# [Problem]
Copy every entry word for word. Skip the pictures.

# [Stored items from a collection]
** Start **
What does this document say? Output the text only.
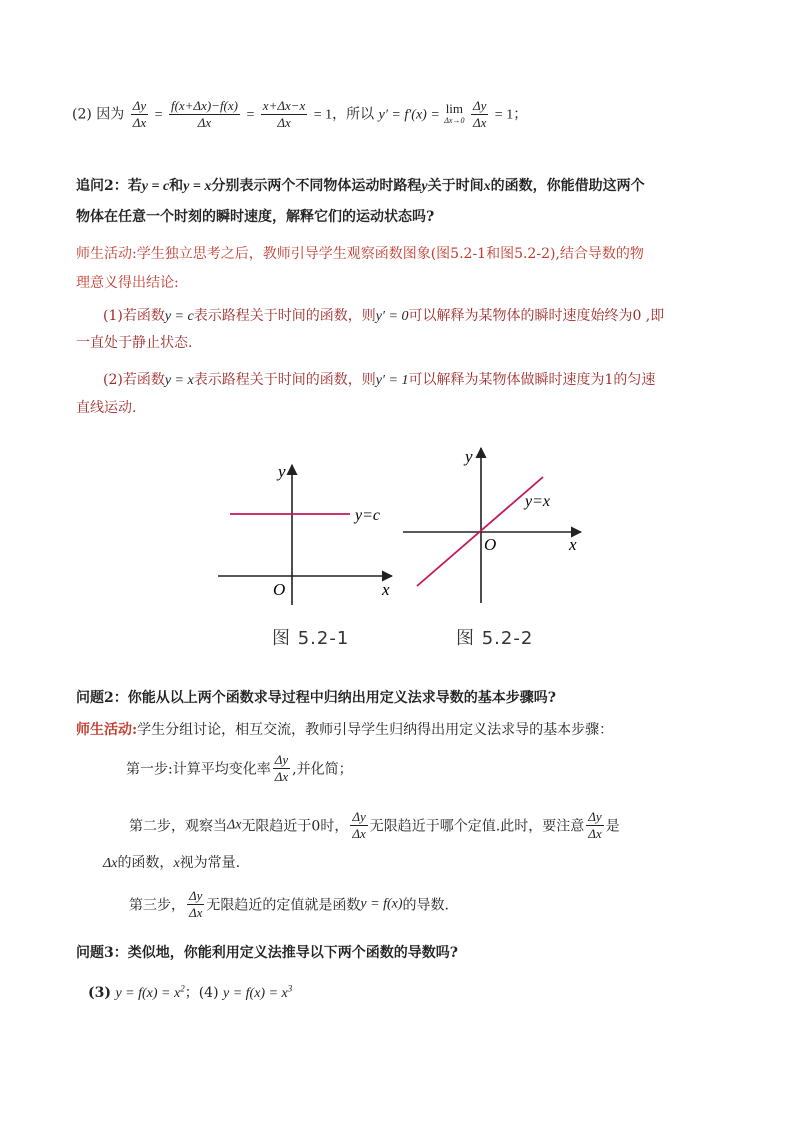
(2) 因为 $\frac{\Delta y}{\Delta x} = \frac{f(x+\Delta x)-f(x)}{\Delta x} = \frac{x+\Delta x-x}{\Delta x} = 1$，所以 y′ = f′(x) = lim
Δx→0
$\frac{\Delta y}{\Delta x} = 1$；
追问2：若y = c和y = x分别表示两个不同物体运动时路程y关于时间x的函数，你能借助这两个
物体在任意一个时刻的瞬时速度，解释它们的运动状态吗?
师生活动:学生独立思考之后，教师引导学生观察函数图象(图5.2-1和图5.2-2),结合导数的物
理意义得出结论:
(1)若函数y = c表示路程关于时间的函数，则y′ = 0可以解释为某物体的瞬时速度始终为0 ,即
一直处于静止状态.
(2)若函数y = x表示路程关于时间的函数，则y′ = 1可以解释为某物体做瞬时速度为1的匀速
直线运动.
y
x
O
y=c
图 5.2-1
y
x
O
y=x
图 5.2-2
问题2：你能从以上两个函数求导过程中归纳出用定义法求导数的基本步骤吗?
师生活动:学生分组讨论，相互交流，教师引导学生归纳得出用定义法求导的基本步骤：
第一步:计算平均变化率 $\frac{\Delta y}{\Delta x}$ ,并化简；
第二步，观察当Δx无限趋近于0时， $\frac{\Delta y}{\Delta x}$ 无限趋近于哪个定值.此时，要注意 $\frac{\Delta y}{\Delta x}$ 是
Δx的函数，x视为常量.
第三步， $\frac{\Delta y}{\Delta x}$ 无限趋近的定值就是函数y = f(x)的导数.
问题3：类似地，你能利用定义法推导以下两个函数的导数吗?
(3) $y = f(x) = x^2$；(4) $y = f(x) = x^3$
** End **
# [Task response]
What does this document say? Output the text only.
(2) 因为 $\frac{\Delta y}{\Delta x} = \frac{f(x+\Delta x)-f(x)}{\Delta x} = \frac{x+\Delta x-x}{\Delta x} = 1$，所以 y′ = f′(x) = lim
Δx→0
$\frac{\Delta y}{\Delta x} = 1$；
追问2：若y = c和y = x分别表示两个不同物体运动时路程y关于时间x的函数，你能借助这两个
物体在任意一个时刻的瞬时速度，解释它们的运动状态吗?
师生活动:学生独立思考之后，教师引导学生观察函数图象(图5.2-1和图5.2-2),结合导数的物
理意义得出结论:
(1)若函数y = c表示路程关于时间的函数，则y′ = 0可以解释为某物体的瞬时速度始终为0 ,即
一直处于静止状态.
(2)若函数y = x表示路程关于时间的函数，则y′ = 1可以解释为某物体做瞬时速度为1的匀速
直线运动.
y
x
O
y=c
图 5.2-1
y
x
O
y=x
图 5.2-2
问题2：你能从以上两个函数求导过程中归纳出用定义法求导数的基本步骤吗?
师生活动:学生分组讨论，相互交流，教师引导学生归纳得出用定义法求导的基本步骤：
第一步:计算平均变化率 $\frac{\Delta y}{\Delta x}$ ,并化简；
第二步，观察当Δx无限趋近于0时， $\frac{\Delta y}{\Delta x}$ 无限趋近于哪个定值.此时，要注意 $\frac{\Delta y}{\Delta x}$ 是
Δx的函数，x视为常量.
第三步， $\frac{\Delta y}{\Delta x}$ 无限趋近的定值就是函数y = f(x)的导数.
问题3：类似地，你能利用定义法推导以下两个函数的导数吗?
(3) $y = f(x) = x^2$；(4) $y = f(x) = x^3$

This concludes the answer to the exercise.